--- start ---

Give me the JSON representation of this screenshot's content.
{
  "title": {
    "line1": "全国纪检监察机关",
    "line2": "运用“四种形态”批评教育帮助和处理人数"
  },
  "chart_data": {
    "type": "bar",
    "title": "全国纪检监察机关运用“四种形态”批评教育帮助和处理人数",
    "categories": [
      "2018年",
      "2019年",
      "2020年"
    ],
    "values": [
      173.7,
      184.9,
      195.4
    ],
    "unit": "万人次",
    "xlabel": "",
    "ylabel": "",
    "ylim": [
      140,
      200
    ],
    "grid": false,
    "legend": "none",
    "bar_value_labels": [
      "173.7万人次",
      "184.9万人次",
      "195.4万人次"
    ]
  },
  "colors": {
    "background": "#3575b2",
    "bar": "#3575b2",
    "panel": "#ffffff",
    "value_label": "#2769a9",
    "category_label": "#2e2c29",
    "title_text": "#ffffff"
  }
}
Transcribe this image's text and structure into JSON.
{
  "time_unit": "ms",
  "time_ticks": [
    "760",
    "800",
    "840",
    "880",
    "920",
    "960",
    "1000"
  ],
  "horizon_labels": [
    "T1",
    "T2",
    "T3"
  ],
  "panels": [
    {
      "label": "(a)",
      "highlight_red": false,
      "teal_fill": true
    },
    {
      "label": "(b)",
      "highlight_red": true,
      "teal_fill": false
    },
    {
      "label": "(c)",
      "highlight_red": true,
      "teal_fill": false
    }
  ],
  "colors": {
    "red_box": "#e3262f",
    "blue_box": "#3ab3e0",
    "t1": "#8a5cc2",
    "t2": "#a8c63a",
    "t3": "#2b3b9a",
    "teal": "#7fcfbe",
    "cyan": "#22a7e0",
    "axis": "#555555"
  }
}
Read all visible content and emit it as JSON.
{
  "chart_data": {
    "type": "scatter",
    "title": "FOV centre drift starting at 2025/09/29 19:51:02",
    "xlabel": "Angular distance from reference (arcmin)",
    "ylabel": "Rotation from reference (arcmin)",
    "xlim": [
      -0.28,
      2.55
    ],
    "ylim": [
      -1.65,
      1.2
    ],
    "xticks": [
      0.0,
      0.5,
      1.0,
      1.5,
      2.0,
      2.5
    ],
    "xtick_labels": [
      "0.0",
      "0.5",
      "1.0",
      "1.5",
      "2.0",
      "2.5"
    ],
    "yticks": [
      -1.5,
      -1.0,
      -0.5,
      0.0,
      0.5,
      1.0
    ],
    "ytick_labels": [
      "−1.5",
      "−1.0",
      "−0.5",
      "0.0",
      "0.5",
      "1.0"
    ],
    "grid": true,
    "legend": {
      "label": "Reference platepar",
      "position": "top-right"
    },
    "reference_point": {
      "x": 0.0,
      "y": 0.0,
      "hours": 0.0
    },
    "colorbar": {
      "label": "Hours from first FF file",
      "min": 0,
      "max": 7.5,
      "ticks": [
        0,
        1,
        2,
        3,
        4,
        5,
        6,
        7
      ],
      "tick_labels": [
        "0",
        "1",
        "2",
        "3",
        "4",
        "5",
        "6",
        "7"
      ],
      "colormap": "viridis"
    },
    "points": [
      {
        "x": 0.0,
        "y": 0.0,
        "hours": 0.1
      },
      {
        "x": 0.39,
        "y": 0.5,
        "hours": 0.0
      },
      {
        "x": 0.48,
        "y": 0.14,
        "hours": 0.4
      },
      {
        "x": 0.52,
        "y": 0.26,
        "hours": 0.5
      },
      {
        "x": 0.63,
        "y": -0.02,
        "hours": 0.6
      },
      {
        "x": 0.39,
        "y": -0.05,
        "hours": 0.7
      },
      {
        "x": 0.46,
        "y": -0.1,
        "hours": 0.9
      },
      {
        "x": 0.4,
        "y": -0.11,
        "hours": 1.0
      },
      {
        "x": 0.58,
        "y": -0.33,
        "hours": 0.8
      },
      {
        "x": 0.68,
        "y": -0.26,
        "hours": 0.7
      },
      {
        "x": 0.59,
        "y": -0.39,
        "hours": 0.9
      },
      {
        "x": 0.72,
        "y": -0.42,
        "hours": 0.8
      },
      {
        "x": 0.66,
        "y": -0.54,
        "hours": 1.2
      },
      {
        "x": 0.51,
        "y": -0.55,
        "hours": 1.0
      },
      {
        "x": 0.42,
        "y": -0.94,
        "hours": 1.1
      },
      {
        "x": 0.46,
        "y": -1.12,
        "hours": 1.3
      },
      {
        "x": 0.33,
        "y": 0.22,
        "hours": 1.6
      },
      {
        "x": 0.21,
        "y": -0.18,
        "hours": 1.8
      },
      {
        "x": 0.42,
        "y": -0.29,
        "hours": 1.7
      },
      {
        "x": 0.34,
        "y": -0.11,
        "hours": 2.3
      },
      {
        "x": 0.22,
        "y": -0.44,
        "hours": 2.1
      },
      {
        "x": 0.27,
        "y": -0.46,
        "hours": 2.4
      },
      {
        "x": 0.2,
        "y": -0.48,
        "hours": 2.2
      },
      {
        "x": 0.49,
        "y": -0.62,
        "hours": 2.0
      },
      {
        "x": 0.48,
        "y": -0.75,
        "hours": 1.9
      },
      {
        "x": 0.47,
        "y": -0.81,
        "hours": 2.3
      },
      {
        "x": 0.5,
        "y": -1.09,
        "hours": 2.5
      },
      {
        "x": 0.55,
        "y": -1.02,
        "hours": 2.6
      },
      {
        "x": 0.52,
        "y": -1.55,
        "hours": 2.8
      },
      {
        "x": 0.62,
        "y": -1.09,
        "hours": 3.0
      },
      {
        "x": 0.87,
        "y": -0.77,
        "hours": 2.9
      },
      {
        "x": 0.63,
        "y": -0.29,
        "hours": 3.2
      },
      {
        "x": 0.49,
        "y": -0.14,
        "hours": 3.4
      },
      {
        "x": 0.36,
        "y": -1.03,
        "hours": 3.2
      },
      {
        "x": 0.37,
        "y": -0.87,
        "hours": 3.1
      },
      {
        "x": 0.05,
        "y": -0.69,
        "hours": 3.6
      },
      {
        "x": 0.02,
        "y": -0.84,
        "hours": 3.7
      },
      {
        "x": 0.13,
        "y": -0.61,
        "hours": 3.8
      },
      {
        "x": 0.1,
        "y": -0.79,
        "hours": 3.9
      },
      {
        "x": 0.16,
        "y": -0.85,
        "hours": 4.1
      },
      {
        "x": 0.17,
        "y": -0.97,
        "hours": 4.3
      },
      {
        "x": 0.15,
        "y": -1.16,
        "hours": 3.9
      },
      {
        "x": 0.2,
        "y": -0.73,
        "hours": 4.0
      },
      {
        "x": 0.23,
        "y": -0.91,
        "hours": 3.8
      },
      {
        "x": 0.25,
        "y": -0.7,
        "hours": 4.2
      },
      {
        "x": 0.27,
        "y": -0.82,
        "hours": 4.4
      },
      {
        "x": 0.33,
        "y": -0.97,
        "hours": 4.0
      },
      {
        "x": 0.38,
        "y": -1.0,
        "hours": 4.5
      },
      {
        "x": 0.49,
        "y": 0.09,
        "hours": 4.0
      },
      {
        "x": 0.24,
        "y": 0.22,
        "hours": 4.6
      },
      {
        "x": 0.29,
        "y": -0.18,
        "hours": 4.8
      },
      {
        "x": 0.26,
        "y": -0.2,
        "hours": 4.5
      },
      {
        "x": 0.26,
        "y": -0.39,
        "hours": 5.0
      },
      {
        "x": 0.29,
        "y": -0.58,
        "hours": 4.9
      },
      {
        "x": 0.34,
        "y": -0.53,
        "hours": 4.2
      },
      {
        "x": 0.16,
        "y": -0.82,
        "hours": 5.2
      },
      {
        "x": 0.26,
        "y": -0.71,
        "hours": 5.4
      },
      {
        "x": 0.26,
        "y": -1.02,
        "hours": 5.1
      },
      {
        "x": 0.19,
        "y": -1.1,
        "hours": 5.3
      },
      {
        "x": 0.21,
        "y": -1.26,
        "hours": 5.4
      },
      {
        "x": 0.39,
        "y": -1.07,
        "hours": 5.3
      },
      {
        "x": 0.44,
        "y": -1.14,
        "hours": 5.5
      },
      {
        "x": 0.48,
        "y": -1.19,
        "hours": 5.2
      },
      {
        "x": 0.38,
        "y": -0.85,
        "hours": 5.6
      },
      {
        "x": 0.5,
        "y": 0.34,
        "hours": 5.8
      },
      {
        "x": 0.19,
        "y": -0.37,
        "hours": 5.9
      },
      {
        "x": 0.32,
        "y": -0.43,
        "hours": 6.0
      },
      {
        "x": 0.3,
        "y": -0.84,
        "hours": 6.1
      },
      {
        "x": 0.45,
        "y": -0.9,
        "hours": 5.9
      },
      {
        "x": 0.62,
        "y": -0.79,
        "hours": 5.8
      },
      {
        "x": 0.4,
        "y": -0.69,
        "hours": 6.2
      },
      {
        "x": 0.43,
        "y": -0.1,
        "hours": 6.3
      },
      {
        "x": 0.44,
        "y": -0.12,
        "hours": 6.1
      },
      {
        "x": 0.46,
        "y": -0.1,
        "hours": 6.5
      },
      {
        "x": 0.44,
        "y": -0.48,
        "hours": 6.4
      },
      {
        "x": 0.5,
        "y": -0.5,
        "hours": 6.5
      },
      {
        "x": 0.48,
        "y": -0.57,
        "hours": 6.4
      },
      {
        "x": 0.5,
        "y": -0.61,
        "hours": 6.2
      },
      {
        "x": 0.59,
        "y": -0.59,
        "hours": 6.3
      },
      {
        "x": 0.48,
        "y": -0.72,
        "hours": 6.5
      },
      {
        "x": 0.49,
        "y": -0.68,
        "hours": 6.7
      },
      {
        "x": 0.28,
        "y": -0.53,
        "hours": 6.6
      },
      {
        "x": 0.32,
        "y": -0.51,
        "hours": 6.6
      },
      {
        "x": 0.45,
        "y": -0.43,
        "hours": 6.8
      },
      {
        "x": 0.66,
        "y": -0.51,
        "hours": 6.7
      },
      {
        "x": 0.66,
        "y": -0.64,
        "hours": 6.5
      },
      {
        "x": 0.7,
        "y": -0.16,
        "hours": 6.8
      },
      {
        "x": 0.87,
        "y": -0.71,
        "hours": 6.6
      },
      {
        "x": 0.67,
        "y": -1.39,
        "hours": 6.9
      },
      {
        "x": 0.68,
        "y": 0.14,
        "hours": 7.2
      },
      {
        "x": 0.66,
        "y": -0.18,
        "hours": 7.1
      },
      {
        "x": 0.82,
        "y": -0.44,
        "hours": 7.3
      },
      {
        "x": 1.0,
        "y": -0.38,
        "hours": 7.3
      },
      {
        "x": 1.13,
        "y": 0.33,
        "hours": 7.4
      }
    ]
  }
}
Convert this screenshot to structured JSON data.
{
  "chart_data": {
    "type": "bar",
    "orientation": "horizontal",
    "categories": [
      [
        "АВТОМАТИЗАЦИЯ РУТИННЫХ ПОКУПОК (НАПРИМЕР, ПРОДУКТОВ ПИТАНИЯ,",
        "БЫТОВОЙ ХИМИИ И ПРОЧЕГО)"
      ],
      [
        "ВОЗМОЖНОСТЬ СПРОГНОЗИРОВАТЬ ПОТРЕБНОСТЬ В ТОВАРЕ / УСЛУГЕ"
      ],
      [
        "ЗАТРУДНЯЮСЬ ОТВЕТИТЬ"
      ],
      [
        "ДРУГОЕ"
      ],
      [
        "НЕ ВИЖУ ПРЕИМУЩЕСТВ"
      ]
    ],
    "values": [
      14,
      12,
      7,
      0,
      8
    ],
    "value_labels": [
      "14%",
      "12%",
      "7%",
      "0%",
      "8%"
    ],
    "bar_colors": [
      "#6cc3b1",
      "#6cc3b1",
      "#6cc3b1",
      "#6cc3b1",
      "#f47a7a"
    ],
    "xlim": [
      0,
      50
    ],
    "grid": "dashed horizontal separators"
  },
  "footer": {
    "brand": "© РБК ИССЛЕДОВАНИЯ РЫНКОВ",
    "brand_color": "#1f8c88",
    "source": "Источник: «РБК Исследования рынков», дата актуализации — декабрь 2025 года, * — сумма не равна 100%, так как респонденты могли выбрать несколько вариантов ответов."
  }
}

--- end ---

# Objective
List every line above containing the word "false".

# Response below
    "grid": false,
      "highlight_red": false,
      "teal_fill": false
      "teal_fill": false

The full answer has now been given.